• _Written task_:
State how many lines of the entries hold the string "jute". Reply with the number alone.

[Dataset rows about figures]
────────

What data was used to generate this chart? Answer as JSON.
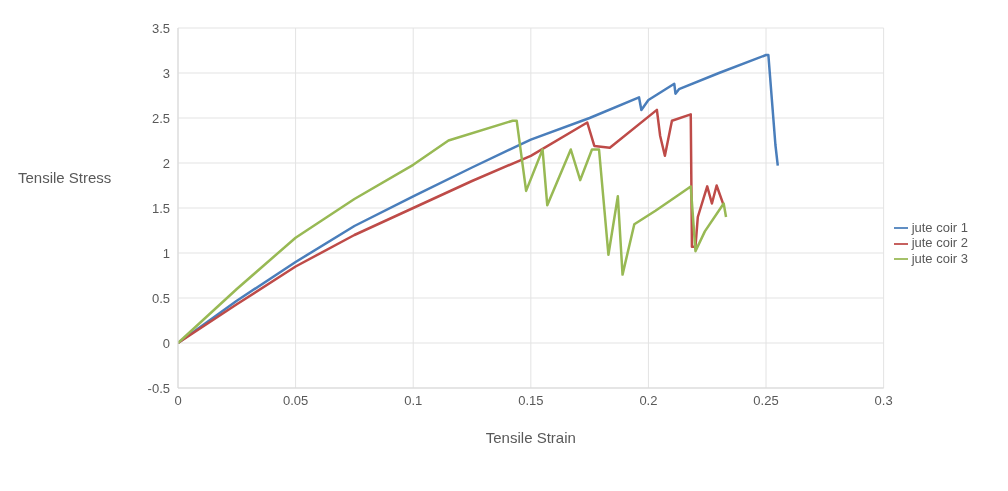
{
  "chart_data": {
    "type": "line",
    "xlabel": "Tensile Strain",
    "ylabel": "Tensile Stress",
    "xlim": [
      0,
      0.3
    ],
    "xticks": [
      0,
      0.05,
      0.1,
      0.15,
      0.2,
      0.25,
      0.3
    ],
    "ylim": [
      -0.5,
      3.5
    ],
    "yticks": [
      -0.5,
      0,
      0.5,
      1,
      1.5,
      2,
      2.5,
      3,
      3.5
    ],
    "grid": true,
    "legend": "right",
    "marker": "none",
    "series": [
      {
        "name": "jute coir 1",
        "color": "#4a7ebb",
        "x": [
          0,
          0.025,
          0.05,
          0.075,
          0.1,
          0.125,
          0.15,
          0.175,
          0.196,
          0.197,
          0.2,
          0.211,
          0.2115,
          0.213,
          0.23,
          0.25,
          0.251,
          0.254,
          0.255
        ],
        "values": [
          0,
          0.47,
          0.9,
          1.3,
          1.63,
          1.95,
          2.26,
          2.5,
          2.73,
          2.59,
          2.7,
          2.88,
          2.77,
          2.82,
          3.0,
          3.2,
          3.2,
          2.2,
          1.97
        ]
      },
      {
        "name": "jute coir 2",
        "color": "#be4b48",
        "x": [
          0,
          0.025,
          0.05,
          0.075,
          0.1,
          0.125,
          0.15,
          0.174,
          0.177,
          0.1836,
          0.2036,
          0.205,
          0.207,
          0.21,
          0.218,
          0.2185,
          0.22,
          0.221,
          0.225,
          0.227,
          0.229,
          0.232
        ],
        "values": [
          0,
          0.43,
          0.85,
          1.2,
          1.5,
          1.8,
          2.08,
          2.45,
          2.19,
          2.17,
          2.59,
          2.3,
          2.08,
          2.47,
          2.54,
          1.07,
          1.07,
          1.4,
          1.74,
          1.55,
          1.75,
          1.53
        ]
      },
      {
        "name": "jute coir 3",
        "color": "#98b954",
        "x": [
          0,
          0.025,
          0.05,
          0.075,
          0.1,
          0.115,
          0.1423,
          0.144,
          0.148,
          0.155,
          0.157,
          0.167,
          0.171,
          0.176,
          0.179,
          0.183,
          0.187,
          0.189,
          0.194,
          0.203,
          0.212,
          0.218,
          0.22,
          0.224,
          0.232,
          0.233
        ],
        "values": [
          0,
          0.6,
          1.17,
          1.6,
          1.98,
          2.25,
          2.47,
          2.47,
          1.69,
          2.15,
          1.53,
          2.15,
          1.81,
          2.15,
          2.15,
          0.98,
          1.63,
          0.76,
          1.32,
          1.47,
          1.63,
          1.74,
          1.02,
          1.24,
          1.55,
          1.4
        ]
      }
    ]
  }
}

────────

• _Answer_:
3